Rewrite the rows below as a numbered list, and drop any blank lines.

-- -- --

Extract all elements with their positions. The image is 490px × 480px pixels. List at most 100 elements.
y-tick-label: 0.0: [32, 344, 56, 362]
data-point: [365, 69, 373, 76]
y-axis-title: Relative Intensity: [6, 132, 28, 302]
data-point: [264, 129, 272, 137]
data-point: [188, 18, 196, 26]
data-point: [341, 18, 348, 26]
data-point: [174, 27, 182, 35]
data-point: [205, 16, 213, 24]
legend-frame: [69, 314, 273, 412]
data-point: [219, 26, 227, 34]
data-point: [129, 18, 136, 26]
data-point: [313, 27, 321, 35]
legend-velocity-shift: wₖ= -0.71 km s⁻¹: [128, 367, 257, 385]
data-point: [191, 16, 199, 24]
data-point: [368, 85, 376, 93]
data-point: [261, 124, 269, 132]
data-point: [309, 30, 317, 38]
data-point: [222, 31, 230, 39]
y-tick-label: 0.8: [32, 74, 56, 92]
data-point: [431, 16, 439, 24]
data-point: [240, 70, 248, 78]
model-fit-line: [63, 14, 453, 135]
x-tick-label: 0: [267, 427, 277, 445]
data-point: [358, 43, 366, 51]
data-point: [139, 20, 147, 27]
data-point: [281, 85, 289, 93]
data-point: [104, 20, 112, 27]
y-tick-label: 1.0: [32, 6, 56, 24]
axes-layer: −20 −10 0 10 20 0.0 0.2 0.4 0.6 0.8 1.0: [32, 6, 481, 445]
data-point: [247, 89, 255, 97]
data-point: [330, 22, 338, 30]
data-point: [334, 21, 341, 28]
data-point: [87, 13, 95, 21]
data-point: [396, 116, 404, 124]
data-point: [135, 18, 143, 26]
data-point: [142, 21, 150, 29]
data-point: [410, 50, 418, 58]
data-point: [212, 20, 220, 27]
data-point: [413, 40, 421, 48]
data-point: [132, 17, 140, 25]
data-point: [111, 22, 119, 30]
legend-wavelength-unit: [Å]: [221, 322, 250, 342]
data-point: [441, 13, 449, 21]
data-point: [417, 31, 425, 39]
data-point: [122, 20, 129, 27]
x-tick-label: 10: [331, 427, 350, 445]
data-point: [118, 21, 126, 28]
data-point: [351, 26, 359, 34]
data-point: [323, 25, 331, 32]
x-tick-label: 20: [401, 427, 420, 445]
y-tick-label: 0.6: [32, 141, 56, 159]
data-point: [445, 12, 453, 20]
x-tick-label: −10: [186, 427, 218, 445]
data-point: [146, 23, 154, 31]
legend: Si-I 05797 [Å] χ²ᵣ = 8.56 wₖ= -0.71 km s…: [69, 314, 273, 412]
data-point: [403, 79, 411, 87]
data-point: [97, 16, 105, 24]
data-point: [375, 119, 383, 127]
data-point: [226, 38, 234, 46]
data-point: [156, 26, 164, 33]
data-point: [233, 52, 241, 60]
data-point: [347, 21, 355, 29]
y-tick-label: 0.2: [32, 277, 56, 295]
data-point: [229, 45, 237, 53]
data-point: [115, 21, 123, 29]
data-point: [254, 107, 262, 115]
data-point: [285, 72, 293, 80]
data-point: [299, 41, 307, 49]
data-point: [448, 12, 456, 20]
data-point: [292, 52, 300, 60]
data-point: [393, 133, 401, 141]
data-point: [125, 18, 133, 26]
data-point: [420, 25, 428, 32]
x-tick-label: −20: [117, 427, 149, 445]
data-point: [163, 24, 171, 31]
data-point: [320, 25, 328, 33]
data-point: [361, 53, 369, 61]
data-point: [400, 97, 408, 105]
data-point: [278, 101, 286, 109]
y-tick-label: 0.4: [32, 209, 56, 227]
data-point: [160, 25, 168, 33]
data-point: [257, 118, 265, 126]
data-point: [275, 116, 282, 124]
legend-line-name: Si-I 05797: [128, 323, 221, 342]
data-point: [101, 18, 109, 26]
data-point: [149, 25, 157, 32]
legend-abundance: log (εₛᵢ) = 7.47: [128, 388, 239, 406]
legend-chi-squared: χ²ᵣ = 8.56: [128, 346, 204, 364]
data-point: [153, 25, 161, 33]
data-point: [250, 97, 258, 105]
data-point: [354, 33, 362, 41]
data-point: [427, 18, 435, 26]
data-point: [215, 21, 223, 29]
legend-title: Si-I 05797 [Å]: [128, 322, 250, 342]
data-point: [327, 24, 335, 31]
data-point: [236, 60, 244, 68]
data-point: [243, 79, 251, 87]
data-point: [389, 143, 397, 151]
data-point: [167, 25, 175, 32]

-- -- --

The reply:
1. Extract all elements with their positions. The image is 490px × 480px pixels. List at most 100 elements.
2. y-tick-label: 0.0: [32, 344, 56, 362]
3. data-point: [365, 69, 373, 76]
4. y-axis-title: Relative Intensity: [6, 132, 28, 302]
5. data-point: [264, 129, 272, 137]
6. data-point: [188, 18, 196, 26]
7. data-point: [341, 18, 348, 26]
8. data-point: [174, 27, 182, 35]
9. data-point: [205, 16, 213, 24]
10. legend-frame: [69, 314, 273, 412]
11. data-point: [219, 26, 227, 34]
12. data-point: [129, 18, 136, 26]
13. data-point: [313, 27, 321, 35]
14. legend-velocity-shift: wₖ= -0.71 km s⁻¹: [128, 367, 257, 385]
15. data-point: [191, 16, 199, 24]
16. data-point: [368, 85, 376, 93]
17. data-point: [261, 124, 269, 132]
18. data-point: [309, 30, 317, 38]
19. data-point: [222, 31, 230, 39]
20. y-tick-label: 0.8: [32, 74, 56, 92]
21. data-point: [431, 16, 439, 24]
22. data-point: [240, 70, 248, 78]
23. model-fit-line: [63, 14, 453, 135]
24. x-tick-label: 0: [267, 427, 277, 445]
25. data-point: [358, 43, 366, 51]
26. data-point: [139, 20, 147, 27]
27. data-point: [281, 85, 289, 93]
28. data-point: [104, 20, 112, 27]
29. y-tick-label: 1.0: [32, 6, 56, 24]
30. axes-layer: −20 −10 0 10 20 0.0 0.2 0.4 0.6 0.8 1.0: [32, 6, 481, 445]
31. data-point: [247, 89, 255, 97]
32. data-point: [330, 22, 338, 30]
33. data-point: [334, 21, 341, 28]
34. data-point: [87, 13, 95, 21]
35. data-point: [396, 116, 404, 124]
36. data-point: [135, 18, 143, 26]
37. data-point: [142, 21, 150, 29]
38. data-point: [410, 50, 418, 58]
39. data-point: [212, 20, 220, 27]
40. data-point: [413, 40, 421, 48]
41. data-point: [132, 17, 140, 25]
42. data-point: [111, 22, 119, 30]
43. legend-wavelength-unit: [Å]: [221, 322, 250, 342]
44. data-point: [441, 13, 449, 21]
45. data-point: [417, 31, 425, 39]
46. data-point: [122, 20, 129, 27]
47. x-tick-label: 10: [331, 427, 350, 445]
48. data-point: [118, 21, 126, 28]
49. data-point: [351, 26, 359, 34]
50. data-point: [323, 25, 331, 32]
51. x-tick-label: 20: [401, 427, 420, 445]
52. y-tick-label: 0.6: [32, 141, 56, 159]
53. data-point: [445, 12, 453, 20]
54. x-tick-label: −10: [186, 427, 218, 445]
55. data-point: [146, 23, 154, 31]
56. legend: Si-I 05797 [Å] χ²ᵣ = 8.56 wₖ= -0.71 km s…: [69, 314, 273, 412]
57. data-point: [403, 79, 411, 87]
58. data-point: [97, 16, 105, 24]
59. data-point: [375, 119, 383, 127]
60. data-point: [226, 38, 234, 46]
61. data-point: [156, 26, 164, 33]
62. data-point: [233, 52, 241, 60]
63. data-point: [347, 21, 355, 29]
64. y-tick-label: 0.2: [32, 277, 56, 295]
65. data-point: [229, 45, 237, 53]
66. data-point: [115, 21, 123, 29]
67. data-point: [254, 107, 262, 115]
68. data-point: [285, 72, 293, 80]
69. data-point: [299, 41, 307, 49]
70. data-point: [448, 12, 456, 20]
71. data-point: [292, 52, 300, 60]
72. data-point: [393, 133, 401, 141]
73. data-point: [125, 18, 133, 26]
74. data-point: [420, 25, 428, 32]
75. x-tick-label: −20: [117, 427, 149, 445]
76. data-point: [163, 24, 171, 31]
77. data-point: [320, 25, 328, 33]
78. data-point: [361, 53, 369, 61]
79. data-point: [400, 97, 408, 105]
80. data-point: [278, 101, 286, 109]
81. y-tick-label: 0.4: [32, 209, 56, 227]
82. data-point: [160, 25, 168, 33]
83. data-point: [257, 118, 265, 126]
84. data-point: [275, 116, 282, 124]
85. legend-line-name: Si-I 05797: [128, 323, 221, 342]
86. data-point: [101, 18, 109, 26]
87. data-point: [149, 25, 157, 32]
88. legend-abundance: log (εₛᵢ) = 7.47: [128, 388, 239, 406]
89. legend-chi-squared: χ²ᵣ = 8.56: [128, 346, 204, 364]
90. data-point: [153, 25, 161, 33]
91. data-point: [250, 97, 258, 105]
92. data-point: [354, 33, 362, 41]
93. data-point: [427, 18, 435, 26]
94. data-point: [215, 21, 223, 29]
95. legend-title: Si-I 05797 [Å]: [128, 322, 250, 342]
96. data-point: [327, 24, 335, 31]
97. data-point: [236, 60, 244, 68]
98. data-point: [243, 79, 251, 87]
99. data-point: [389, 143, 397, 151]
100. data-point: [167, 25, 175, 32]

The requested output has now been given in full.